Aim of the task
Write the data below out exactly as it stands. Do not include the pictures.

Material shown
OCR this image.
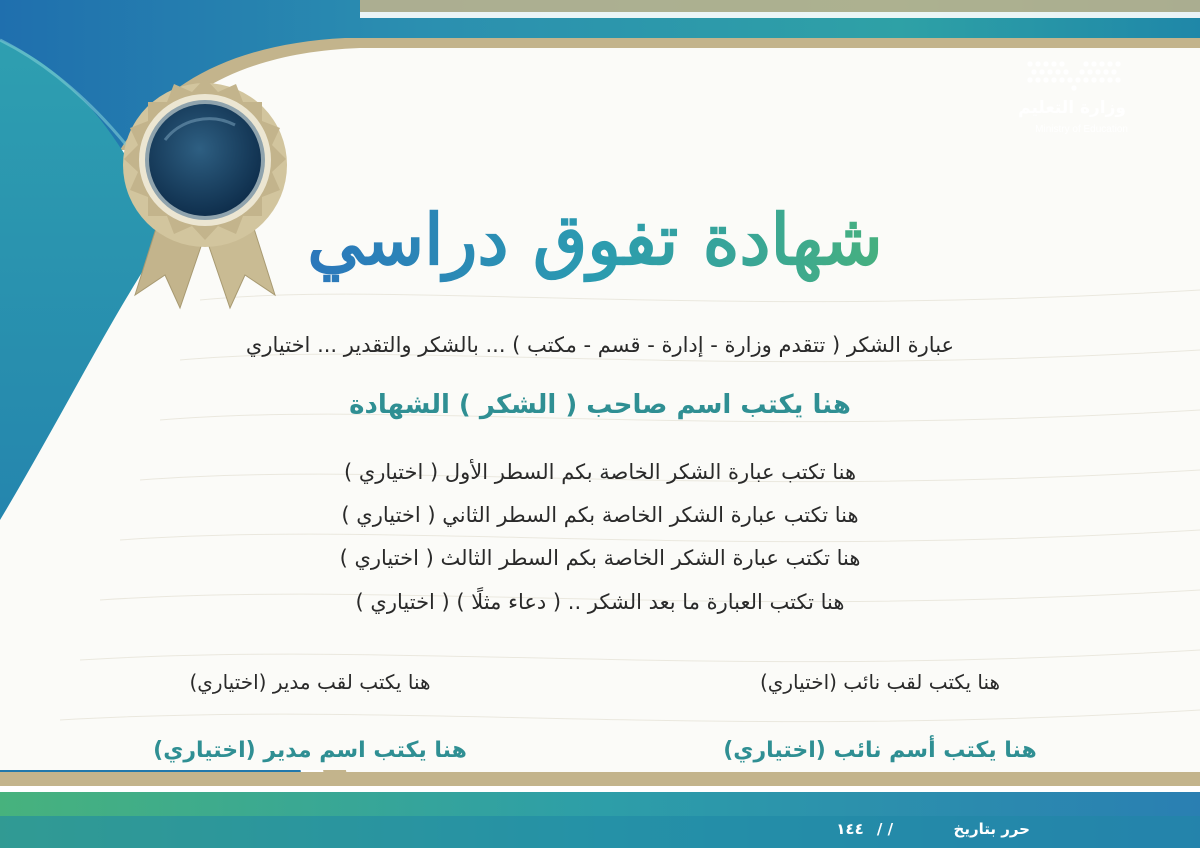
وزارة التعليم
Ministry of Education
شهادة تفوق دراسي
عبارة الشكر ( تتقدم وزارة - إدارة - قسم - مكتب ) ... بالشكر والتقدير ... اختياري
هنا يكتب اسم صاحب ( الشكر ) الشهادة
هنا تكتب عبارة الشكر الخاصة بكم السطر الأول ( اختياري )
هنا تكتب عبارة الشكر الخاصة بكم السطر الثاني ( اختياري )
هنا تكتب عبارة الشكر الخاصة بكم السطر الثالث ( اختياري )
هنا تكتب العبارة ما بعد الشكر .. ( دعاء مثلًا ) ( اختياري )
هنا يكتب لقب نائب (اختياري)
هنا يكتب أسم نائب (اختياري)
هنا يكتب لقب مدير (اختياري)
هنا يكتب اسم مدير (اختياري)
حرر بتاريخ
/ /
١٤٤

Solution for this task
OCR this image.
وزارة التعليم
Ministry of Education
شهادة تفوق دراسي
عبارة الشكر ( تتقدم وزارة - إدارة - قسم - مكتب ) ... بالشكر والتقدير ... اختياري
هنا يكتب اسم صاحب ( الشكر ) الشهادة
هنا تكتب عبارة الشكر الخاصة بكم السطر الأول ( اختياري )
هنا تكتب عبارة الشكر الخاصة بكم السطر الثاني ( اختياري )
هنا تكتب عبارة الشكر الخاصة بكم السطر الثالث ( اختياري )
هنا تكتب العبارة ما بعد الشكر .. ( دعاء مثلًا ) ( اختياري )
هنا يكتب لقب نائب (اختياري)
هنا يكتب أسم نائب (اختياري)
هنا يكتب لقب مدير (اختياري)
هنا يكتب اسم مدير (اختياري)
حرر بتاريخ
/ /
١٤٤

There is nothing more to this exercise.